— WHAT TO WORK ON —
Output exactly the lines that run from the line with "What text is on this page?" to the end of the material, both ends included, and no other lines.

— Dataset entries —
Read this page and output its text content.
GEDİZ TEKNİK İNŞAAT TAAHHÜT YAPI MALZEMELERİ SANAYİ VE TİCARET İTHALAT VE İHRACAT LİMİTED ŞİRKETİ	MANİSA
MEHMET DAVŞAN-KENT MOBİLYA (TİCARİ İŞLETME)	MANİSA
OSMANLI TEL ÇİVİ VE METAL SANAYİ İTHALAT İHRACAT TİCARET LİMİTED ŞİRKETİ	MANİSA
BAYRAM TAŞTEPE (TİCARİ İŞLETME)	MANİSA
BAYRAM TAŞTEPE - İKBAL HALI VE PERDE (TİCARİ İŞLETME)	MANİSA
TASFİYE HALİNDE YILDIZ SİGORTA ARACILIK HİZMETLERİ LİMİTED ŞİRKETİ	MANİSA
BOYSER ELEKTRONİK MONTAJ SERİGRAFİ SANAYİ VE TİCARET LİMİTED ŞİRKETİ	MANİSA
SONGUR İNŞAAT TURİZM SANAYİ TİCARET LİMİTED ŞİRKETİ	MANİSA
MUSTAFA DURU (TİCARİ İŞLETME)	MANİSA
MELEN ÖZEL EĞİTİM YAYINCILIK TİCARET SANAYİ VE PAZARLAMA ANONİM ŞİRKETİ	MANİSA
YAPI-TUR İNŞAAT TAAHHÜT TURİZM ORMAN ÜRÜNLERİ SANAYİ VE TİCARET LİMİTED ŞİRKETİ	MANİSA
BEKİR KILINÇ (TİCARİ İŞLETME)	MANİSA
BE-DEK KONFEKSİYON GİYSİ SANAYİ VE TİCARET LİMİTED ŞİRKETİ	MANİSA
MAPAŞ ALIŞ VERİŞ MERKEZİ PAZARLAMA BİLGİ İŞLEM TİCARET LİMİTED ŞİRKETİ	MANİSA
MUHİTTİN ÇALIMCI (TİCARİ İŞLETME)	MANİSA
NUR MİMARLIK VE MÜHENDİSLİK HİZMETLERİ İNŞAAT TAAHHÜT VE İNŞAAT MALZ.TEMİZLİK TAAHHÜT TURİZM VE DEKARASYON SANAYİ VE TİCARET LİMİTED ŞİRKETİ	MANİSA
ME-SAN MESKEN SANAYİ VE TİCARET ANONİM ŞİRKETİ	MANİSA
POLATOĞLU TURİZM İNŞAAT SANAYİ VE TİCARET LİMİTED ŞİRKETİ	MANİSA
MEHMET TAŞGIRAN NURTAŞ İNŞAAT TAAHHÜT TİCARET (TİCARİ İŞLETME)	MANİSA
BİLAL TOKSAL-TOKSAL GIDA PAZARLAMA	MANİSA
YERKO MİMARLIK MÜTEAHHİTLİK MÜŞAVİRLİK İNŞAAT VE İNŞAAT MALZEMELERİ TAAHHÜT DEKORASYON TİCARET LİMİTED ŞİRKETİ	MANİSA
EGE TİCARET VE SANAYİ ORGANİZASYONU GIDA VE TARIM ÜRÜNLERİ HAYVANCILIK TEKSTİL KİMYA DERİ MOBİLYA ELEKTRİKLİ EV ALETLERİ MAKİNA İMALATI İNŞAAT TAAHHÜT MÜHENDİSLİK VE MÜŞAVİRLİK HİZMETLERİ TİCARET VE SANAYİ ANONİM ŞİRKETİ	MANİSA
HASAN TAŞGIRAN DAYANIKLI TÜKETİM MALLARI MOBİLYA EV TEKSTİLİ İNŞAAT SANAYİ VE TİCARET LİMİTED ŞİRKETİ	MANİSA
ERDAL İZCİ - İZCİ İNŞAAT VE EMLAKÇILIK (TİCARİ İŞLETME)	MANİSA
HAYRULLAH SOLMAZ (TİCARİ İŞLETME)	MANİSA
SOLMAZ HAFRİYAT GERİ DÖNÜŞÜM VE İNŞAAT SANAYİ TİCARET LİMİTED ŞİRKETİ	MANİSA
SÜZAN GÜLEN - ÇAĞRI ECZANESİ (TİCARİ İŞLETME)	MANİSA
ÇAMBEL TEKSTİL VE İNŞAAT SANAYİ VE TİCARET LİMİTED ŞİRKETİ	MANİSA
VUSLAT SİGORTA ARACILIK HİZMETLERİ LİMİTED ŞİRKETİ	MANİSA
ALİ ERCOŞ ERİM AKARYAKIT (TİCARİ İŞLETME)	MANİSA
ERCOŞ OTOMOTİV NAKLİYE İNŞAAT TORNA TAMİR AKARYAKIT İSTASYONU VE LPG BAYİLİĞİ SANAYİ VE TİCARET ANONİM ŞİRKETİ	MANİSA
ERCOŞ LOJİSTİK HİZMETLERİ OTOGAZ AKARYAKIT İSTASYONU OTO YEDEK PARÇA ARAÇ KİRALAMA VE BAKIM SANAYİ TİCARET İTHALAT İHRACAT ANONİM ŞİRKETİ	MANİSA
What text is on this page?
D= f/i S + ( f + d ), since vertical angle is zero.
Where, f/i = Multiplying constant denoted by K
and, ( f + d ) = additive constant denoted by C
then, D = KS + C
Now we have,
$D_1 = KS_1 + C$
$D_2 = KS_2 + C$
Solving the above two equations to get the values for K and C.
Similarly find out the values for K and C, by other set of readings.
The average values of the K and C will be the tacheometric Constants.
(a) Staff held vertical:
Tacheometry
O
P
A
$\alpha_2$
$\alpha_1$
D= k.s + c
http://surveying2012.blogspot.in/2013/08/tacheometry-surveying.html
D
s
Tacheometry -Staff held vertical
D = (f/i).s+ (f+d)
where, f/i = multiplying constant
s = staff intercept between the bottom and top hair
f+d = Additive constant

— RESULT OF THE EXERCISE —
What text is on this page?
D= f/i S + ( f + d ), since vertical angle is zero.
Where, f/i = Multiplying constant denoted by K
and, ( f + d ) = additive constant denoted by C
then, D = KS + C
Now we have,
$D_1 = KS_1 + C$
$D_2 = KS_2 + C$
Solving the above two equations to get the values for K and C.
Similarly find out the values for K and C, by other set of readings.
The average values of the K and C will be the tacheometric Constants.
(a) Staff held vertical:
Tacheometry
O
P
A
$\alpha_2$
$\alpha_1$
D= k.s + c
http://surveying2012.blogspot.in/2013/08/tacheometry-surveying.html
D
s
Tacheometry -Staff held vertical
D = (f/i).s+ (f+d)
where, f/i = multiplying constant
s = staff intercept between the bottom and top hair
f+d = Additive constant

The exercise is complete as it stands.